Required task:
List the lines of this listing that hold the word "JSON".

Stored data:
↓

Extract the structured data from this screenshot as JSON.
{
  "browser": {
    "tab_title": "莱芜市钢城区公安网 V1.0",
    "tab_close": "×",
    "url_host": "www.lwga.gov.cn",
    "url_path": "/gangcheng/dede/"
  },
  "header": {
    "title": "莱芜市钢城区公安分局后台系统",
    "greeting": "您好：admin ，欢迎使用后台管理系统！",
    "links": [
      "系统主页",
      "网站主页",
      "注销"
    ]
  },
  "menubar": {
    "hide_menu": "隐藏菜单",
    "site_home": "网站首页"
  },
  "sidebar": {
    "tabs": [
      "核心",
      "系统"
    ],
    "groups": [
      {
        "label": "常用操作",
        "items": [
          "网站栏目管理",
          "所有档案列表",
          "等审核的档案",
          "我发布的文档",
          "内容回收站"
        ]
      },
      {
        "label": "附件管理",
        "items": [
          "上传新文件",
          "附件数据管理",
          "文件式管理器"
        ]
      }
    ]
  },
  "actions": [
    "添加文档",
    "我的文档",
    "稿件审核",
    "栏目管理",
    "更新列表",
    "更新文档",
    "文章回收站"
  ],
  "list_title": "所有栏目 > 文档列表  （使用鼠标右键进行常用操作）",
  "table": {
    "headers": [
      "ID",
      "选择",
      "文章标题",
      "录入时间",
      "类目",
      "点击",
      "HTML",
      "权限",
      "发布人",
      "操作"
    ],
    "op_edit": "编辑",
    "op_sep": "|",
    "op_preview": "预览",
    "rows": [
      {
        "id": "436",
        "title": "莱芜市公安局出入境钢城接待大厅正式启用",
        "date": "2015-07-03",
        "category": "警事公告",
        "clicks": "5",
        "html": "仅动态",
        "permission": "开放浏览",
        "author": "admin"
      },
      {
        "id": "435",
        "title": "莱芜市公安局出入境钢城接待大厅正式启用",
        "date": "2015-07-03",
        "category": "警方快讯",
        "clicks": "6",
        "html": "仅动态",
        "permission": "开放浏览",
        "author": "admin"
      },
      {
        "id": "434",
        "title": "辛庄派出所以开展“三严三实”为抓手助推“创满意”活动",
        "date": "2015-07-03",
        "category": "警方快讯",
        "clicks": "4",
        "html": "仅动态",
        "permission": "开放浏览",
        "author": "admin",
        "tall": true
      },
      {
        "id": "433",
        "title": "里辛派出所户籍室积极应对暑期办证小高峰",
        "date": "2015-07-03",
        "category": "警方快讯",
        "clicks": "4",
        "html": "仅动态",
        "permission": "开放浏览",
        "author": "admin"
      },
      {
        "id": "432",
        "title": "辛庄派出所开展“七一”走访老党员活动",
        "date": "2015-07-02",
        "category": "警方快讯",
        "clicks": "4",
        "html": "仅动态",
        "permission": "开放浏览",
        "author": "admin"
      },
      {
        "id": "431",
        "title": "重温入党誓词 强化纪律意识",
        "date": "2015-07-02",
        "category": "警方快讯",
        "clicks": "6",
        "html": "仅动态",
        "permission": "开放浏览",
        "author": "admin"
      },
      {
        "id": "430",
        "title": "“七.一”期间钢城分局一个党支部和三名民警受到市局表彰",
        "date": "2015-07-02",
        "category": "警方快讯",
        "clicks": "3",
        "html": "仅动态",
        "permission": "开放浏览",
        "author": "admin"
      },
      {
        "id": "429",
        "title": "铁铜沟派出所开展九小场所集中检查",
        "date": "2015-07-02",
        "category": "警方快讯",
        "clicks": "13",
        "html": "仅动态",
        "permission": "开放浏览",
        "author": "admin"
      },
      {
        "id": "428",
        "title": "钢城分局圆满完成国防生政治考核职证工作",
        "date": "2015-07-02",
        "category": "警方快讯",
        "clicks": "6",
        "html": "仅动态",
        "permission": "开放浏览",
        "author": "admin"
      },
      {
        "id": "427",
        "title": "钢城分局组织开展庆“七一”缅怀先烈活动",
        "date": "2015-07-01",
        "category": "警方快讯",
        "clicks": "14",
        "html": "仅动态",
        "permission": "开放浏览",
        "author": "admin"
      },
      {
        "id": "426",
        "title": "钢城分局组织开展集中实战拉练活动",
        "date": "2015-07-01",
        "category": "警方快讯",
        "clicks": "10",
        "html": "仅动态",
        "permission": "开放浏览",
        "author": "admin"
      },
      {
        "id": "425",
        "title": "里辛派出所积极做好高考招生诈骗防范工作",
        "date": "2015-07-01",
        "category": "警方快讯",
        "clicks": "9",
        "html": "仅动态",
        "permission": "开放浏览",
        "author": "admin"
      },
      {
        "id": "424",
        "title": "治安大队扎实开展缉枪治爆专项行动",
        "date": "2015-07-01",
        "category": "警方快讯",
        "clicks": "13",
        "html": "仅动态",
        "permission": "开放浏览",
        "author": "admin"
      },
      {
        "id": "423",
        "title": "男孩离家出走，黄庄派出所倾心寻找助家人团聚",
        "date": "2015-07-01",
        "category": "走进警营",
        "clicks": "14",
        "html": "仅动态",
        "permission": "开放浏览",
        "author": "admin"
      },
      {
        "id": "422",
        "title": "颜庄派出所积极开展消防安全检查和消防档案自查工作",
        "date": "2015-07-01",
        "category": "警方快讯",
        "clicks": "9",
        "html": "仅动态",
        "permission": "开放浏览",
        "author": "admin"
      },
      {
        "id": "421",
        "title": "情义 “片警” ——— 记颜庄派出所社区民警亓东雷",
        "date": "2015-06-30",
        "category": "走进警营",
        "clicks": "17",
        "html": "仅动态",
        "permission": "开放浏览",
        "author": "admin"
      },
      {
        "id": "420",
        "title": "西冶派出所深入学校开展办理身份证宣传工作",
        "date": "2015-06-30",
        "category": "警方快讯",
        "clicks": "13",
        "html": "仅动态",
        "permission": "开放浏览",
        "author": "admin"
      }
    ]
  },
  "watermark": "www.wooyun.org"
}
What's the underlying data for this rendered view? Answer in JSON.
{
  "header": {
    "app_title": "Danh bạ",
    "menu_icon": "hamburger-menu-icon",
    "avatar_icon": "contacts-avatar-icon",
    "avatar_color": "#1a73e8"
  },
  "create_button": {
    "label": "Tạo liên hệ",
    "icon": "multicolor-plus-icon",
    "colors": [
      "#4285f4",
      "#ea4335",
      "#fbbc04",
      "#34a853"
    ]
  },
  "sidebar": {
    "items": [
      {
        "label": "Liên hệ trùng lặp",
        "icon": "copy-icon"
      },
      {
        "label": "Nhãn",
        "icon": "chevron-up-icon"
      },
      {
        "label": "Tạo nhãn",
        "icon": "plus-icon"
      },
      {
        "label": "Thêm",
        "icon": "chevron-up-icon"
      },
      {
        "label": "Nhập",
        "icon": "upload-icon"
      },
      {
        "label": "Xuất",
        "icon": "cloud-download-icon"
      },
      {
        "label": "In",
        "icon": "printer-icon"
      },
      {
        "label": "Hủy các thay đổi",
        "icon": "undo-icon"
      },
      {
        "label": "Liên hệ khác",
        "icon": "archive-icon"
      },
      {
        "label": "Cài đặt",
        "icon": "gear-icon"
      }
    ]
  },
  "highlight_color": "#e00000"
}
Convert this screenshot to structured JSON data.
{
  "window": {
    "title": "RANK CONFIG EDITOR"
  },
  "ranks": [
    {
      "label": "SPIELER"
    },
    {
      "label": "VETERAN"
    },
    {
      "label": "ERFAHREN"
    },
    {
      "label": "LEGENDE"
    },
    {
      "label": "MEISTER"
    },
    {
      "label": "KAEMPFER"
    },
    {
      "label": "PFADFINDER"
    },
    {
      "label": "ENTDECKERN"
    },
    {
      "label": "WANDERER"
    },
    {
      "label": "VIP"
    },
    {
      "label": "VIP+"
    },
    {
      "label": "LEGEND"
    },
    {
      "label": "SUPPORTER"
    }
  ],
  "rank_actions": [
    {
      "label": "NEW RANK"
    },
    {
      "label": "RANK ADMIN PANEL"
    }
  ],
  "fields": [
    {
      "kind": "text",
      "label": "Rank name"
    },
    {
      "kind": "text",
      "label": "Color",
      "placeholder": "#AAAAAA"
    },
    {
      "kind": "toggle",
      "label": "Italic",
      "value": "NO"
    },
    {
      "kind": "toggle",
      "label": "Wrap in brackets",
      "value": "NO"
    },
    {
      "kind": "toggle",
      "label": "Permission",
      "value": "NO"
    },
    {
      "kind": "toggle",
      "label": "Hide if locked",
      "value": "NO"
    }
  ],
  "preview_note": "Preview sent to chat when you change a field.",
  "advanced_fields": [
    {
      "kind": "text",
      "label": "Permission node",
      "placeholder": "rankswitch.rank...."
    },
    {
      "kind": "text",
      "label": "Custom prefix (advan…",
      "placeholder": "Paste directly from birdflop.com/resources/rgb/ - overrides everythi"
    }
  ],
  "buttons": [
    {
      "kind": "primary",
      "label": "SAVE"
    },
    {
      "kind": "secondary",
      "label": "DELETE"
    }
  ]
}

↑

Result of the task:
Extract the structured data from this screenshot as JSON.
What's the underlying data for this rendered view? Answer in JSON.
Convert this screenshot to structured JSON data.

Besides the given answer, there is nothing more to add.